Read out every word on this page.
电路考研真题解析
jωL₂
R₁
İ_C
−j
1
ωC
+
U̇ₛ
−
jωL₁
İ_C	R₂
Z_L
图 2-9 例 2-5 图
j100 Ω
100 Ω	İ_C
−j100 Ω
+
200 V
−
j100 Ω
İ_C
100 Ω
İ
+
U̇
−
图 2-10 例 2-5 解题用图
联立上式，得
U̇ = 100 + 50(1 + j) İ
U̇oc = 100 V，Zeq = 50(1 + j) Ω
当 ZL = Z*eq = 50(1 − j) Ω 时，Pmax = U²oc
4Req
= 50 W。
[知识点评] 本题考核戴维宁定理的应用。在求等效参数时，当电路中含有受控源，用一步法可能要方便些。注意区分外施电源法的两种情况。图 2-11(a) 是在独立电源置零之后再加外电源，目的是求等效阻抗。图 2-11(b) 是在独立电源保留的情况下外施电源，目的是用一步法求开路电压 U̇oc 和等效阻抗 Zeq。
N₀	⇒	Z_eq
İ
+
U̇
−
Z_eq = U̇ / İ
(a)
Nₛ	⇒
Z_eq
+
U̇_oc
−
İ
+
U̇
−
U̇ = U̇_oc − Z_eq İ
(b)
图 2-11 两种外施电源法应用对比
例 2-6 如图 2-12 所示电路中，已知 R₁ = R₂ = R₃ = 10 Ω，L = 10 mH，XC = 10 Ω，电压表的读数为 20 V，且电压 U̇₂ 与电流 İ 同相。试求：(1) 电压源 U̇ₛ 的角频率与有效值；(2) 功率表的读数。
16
==*==
- _Description of the task_: Could you transcribe the records in full, exactly?

- _Solution to this problem_:
Read out every word on this page.
电路考研真题解析
jωL₂
R₁
İ_C
−j
1
ωC
+
U̇ₛ
−
jωL₁
İ_C	R₂
Z_L
图 2-9 例 2-5 图
j100 Ω
100 Ω	İ_C
−j100 Ω
+
200 V
−
j100 Ω
İ_C
100 Ω
İ
+
U̇
−
图 2-10 例 2-5 解题用图
联立上式，得
U̇ = 100 + 50(1 + j) İ
U̇oc = 100 V，Zeq = 50(1 + j) Ω
当 ZL = Z*eq = 50(1 − j) Ω 时，Pmax = U²oc
4Req
= 50 W。
[知识点评] 本题考核戴维宁定理的应用。在求等效参数时，当电路中含有受控源，用一步法可能要方便些。注意区分外施电源法的两种情况。图 2-11(a) 是在独立电源置零之后再加外电源，目的是求等效阻抗。图 2-11(b) 是在独立电源保留的情况下外施电源，目的是用一步法求开路电压 U̇oc 和等效阻抗 Zeq。
N₀	⇒	Z_eq
İ
+
U̇
−
Z_eq = U̇ / İ
(a)
Nₛ	⇒
Z_eq
+
U̇_oc
−
İ
+
U̇
−
U̇ = U̇_oc − Z_eq İ
(b)
图 2-11 两种外施电源法应用对比
例 2-6 如图 2-12 所示电路中，已知 R₁ = R₂ = R₃ = 10 Ω，L = 10 mH，XC = 10 Ω，电压表的读数为 20 V，且电压 U̇₂ 与电流 İ 同相。试求：(1) 电压源 U̇ₛ 的角频率与有效值；(2) 功率表的读数。
16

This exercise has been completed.